Emsal Mahkeme Kararı İstanbul 10. Asliye Ticaret Mahkemesi 2021/443 E. 2021/995 K. 16.12.2021 T.

Görüntülediğiniz mahkeme kararı henüz kesinleşmemiştir. Yararlı olması amacıyla eklenmiştir.

T.C.
İSTANBUL
10. ASLİYE TİCARET MAHKEMESİ

ESAS NO:2021/443 Esas
KARAR NO:2021/995

DAVA:Tazminat (Ölüm Ve Cismani Zarar Sebebiyle Açılan Tazminat)
DAVA TARİHİ:16/06/2015
KARAR TARİHİ:16/12/2021

Mahkememizde görülmekte olan Tazminat (Ölüm Ve Cismani Zarar Sebebiyle Açılan Tazminat) davasının yapılan açık yargılaması sonunda aşağıdaki hüküm tesis edilmiştir.
TARAFLARIN İDDİA VE SAVUNMALARININ ÖZETİ:
Davacı vekili dava dilekçesinde özetle; 19/05/2014 tarihinde dava dışı sürücü …’nin sevk ve idaresindeki, davalı sigorta şirketine sigortalı … plaka sayılı araç ile seyir halinde iken direksiyon hakimiyetini kaybetmesi sonucu yan tarafta park halinde bulunan araçlara çarpması sonucu meydana gelen trafik kazasında araç içerisinde bulunan davacının ağır derecede yaralandığını, kazada davacıya atfedilecek herhangi bir kusur bulunmadığını, bu nedenlerle davalı sigorta şirketinden limit sorumluluğu ile sınırlı olmak kaydı ile fazlaya ilişkin haklar saklı kalmak ve davalı …’dan talep edecekleri manevi tazminat hakları saklı kalmak kaydı ile bilirkişi raporu ile geçici ve daimi işgöremezlik, malüllük, efor ve iş gücü kaybı, bakıcı gideri, iktisadi geleceğinin tehliye düşmesi ve kazanç kaybı ve benzeri gibi zararlar hesaplandıktan sonra artırılmak kaydıyla şimdilik 1.000 TL maddi tazminatın davalılardan müştereken ve müteselsilen kaza tarihinden itibaren işleyecek yasal faizi ile birlikte tahsiline, … plaka sayılı aracın trafik kaydına ihtiyati tedbir konulmasına karar verilmesini talep etmiştir.

## İstenenler
1) Mahkeme kararına göre dava hangi tarihte açılmıştır?
2) Mahkeme kararında "Mahkememizde görülmekte olan" sözlerinden "hüküm tesis edilmiştir." sözlerine kadar olan bütün bölümü aynen yazın.
3) Mahkeme kararının üst kısmında, değeri aynı satırda iki noktadan sonra verilen bütün alan adlarını sıralayın.

## Sağlanan Veriler
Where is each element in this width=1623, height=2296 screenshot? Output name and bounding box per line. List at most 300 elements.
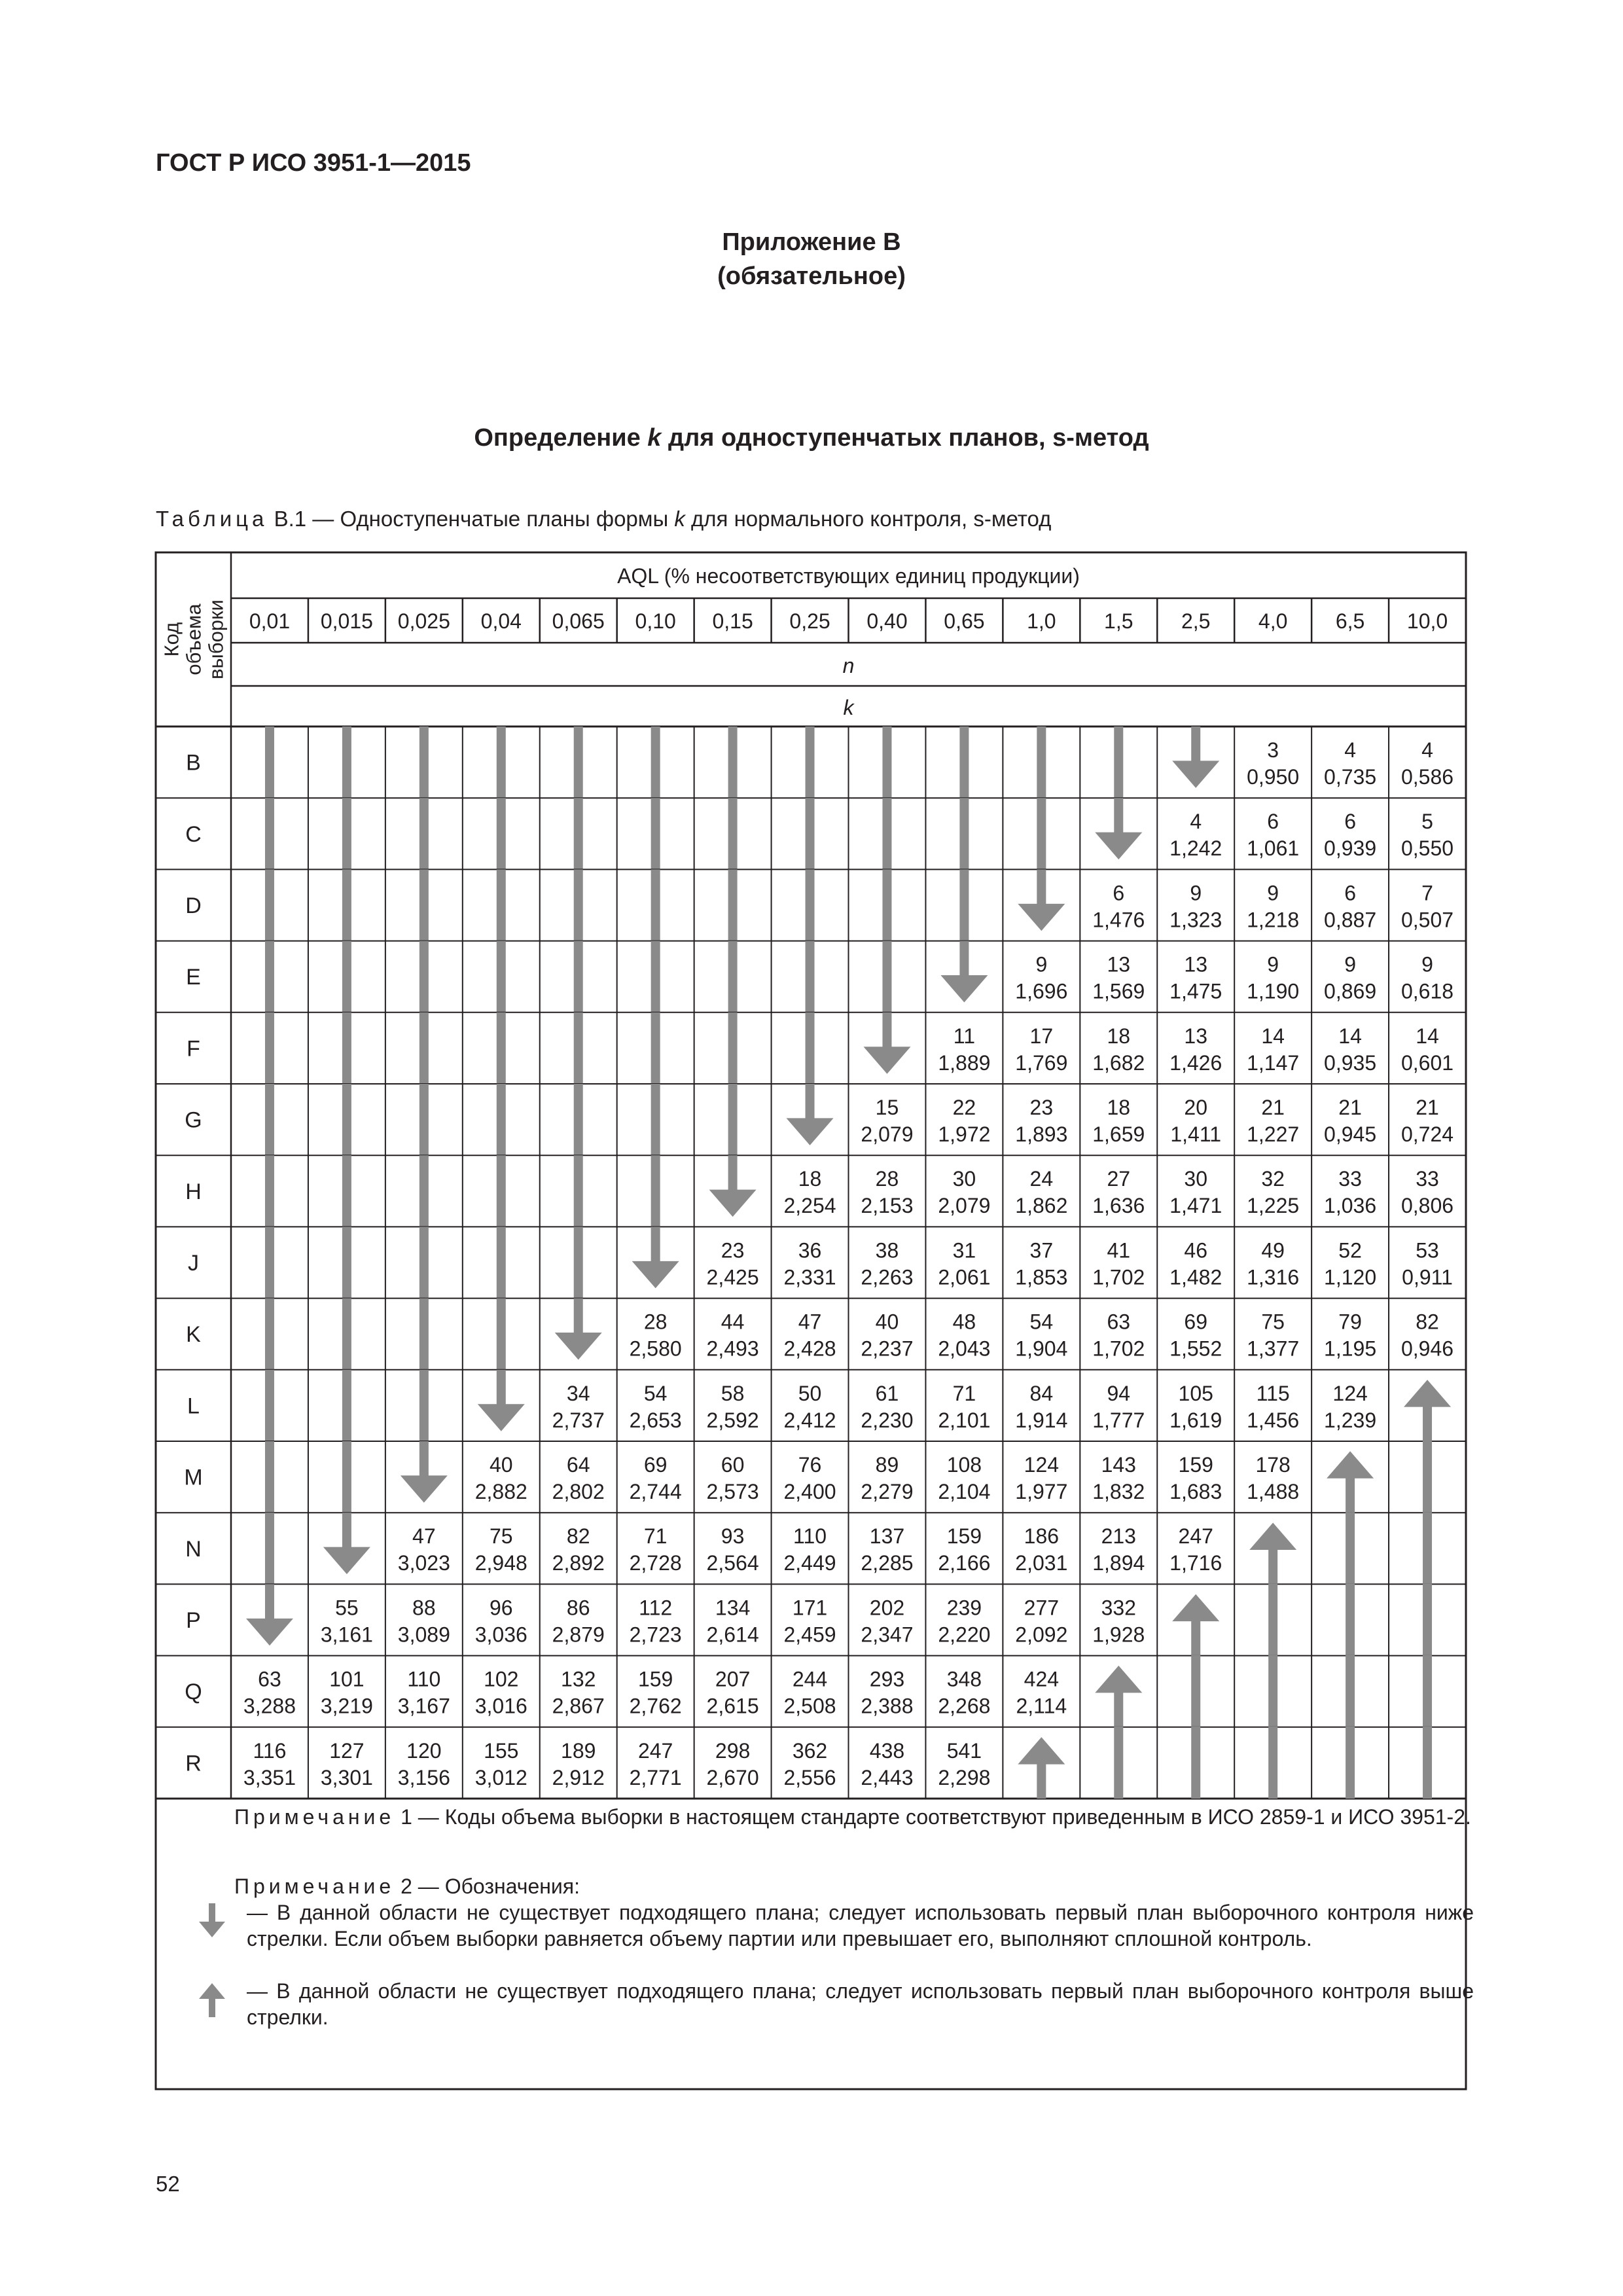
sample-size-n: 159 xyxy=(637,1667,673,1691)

## Görev Yanıtları
1) 16/06/2015

2)
Mahkememizde görülmekte olan Tazminat (Ölüm Ve Cismani Zarar Sebebiyle Açılan Tazminat) davasının yapılan açık yargılaması sonunda aşağıdaki hüküm tesis edilmiştir.

3)
- ESAS NO
- KARAR NO
- DAVA
- DAVA TARİHİ
- KARAR TARİHİ